WRITTEN EXERCISE
Report each line of the data that includes the word "about".

DATASET ROWS
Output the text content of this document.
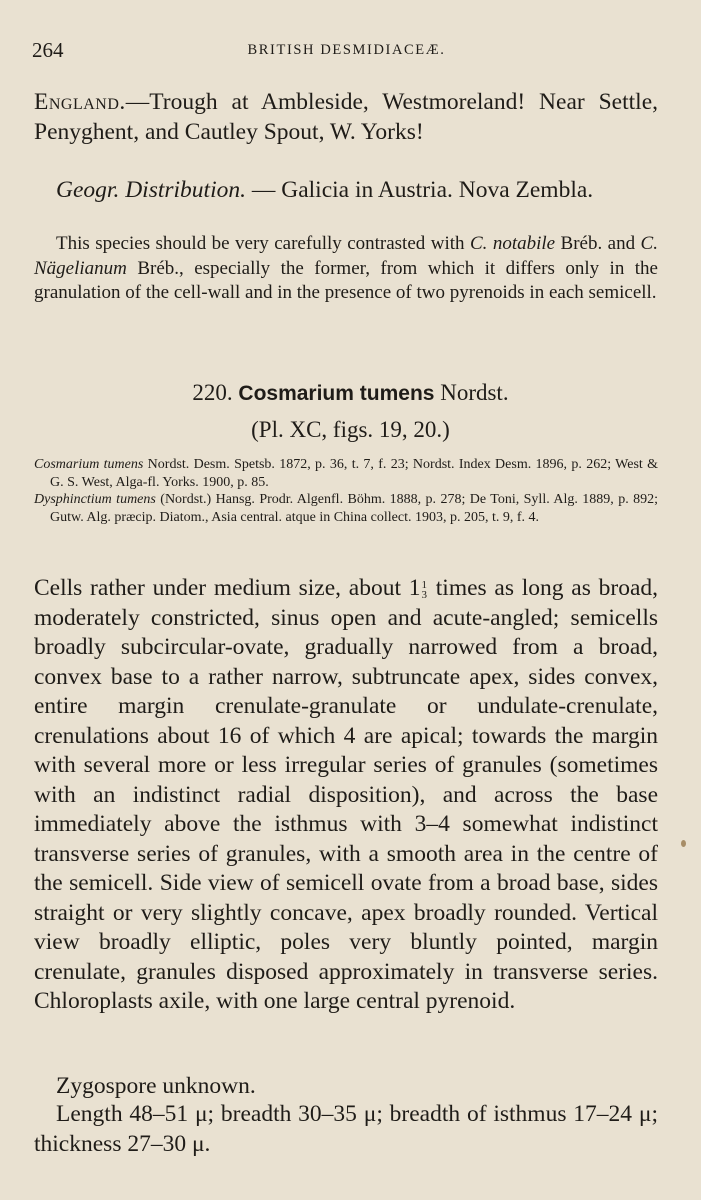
264	BRITISH DESMIDIACEÆ.
England.—Trough at Ambleside, Westmoreland! Near Settle, Penyghent, and Cautley Spout, W. Yorks!
Geogr. Distribution. — Galicia in Austria. Nova Zembla.
This species should be very carefully contrasted with C. notabile Bréb. and C. Nägelianum Bréb., especially the former, from which it differs only in the granulation of the cell-wall and in the presence of two pyrenoids in each semicell.
220. Cosmarium tumens Nordst.
(Pl. XC, figs. 19, 20.)

Cosmarium tumens Nordst. Desm. Spetsb. 1872, p. 36, t. 7, f. 23; Nordst. Index Desm. 1896, p. 262; West & G. S. West, Alga-fl. Yorks. 1900, p. 85.

Dysphinctium tumens (Nordst.) Hansg. Prodr. Algenfl. Böhm. 1888, p. 278; De Toni, Syll. Alg. 1889, p. 892; Gutw. Alg. præcip. Diatom., Asia central. atque in China collect. 1903, p. 205, t. 9, f. 4.

Cells rather under medium size, about 1 1
3 times as long as broad, moderately constricted, sinus open and acute-angled; semicells broadly subcircular-ovate, gradually narrowed from a broad, convex base to a rather narrow, subtruncate apex, sides convex, entire margin crenulate-granulate or undulate-crenulate, crenulations about 16 of which 4 are apical; towards the margin with several more or less irregular series of granules (sometimes with an indistinct radial disposition), and across the base immediately above the isthmus with 3–4 somewhat indistinct transverse series of granules, with a smooth area in the centre of the semicell. Side view of semicell ovate from a broad base, sides straight or very slightly concave, apex broadly rounded. Vertical view broadly elliptic, poles very bluntly pointed, margin crenulate, granules disposed approximately in transverse series. Chloroplasts axile, with one large central pyrenoid.
Zygospore unknown.
Length 48–51 μ; breadth 30–35 μ; breadth of isthmus 17–24 μ; thickness 27–30 μ.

RESULT OF THIS TASK
Cells rather under medium size, about 1 1
3 times as long as broad, moderately constricted, sinus open and acute-angled; semicells broadly subcircular-ovate, gradually narrowed from a broad, convex base to a rather narrow, subtruncate apex, sides convex, entire margin crenulate-granulate or undulate-crenulate, crenulations about 16 of which 4 are apical; towards the margin with several more or less irregular series of granules (sometimes with an indistinct radial disposition), and across the base immediately above the isthmus with 3–4 somewhat indistinct transverse series of granules, with a smooth area in the centre of the semicell. Side view of semicell ovate from a broad base, sides straight or very slightly concave, apex broadly rounded. Vertical view broadly elliptic, poles very bluntly pointed, margin crenulate, granules disposed approximately in transverse series. Chloroplasts axile, with one large central pyrenoid.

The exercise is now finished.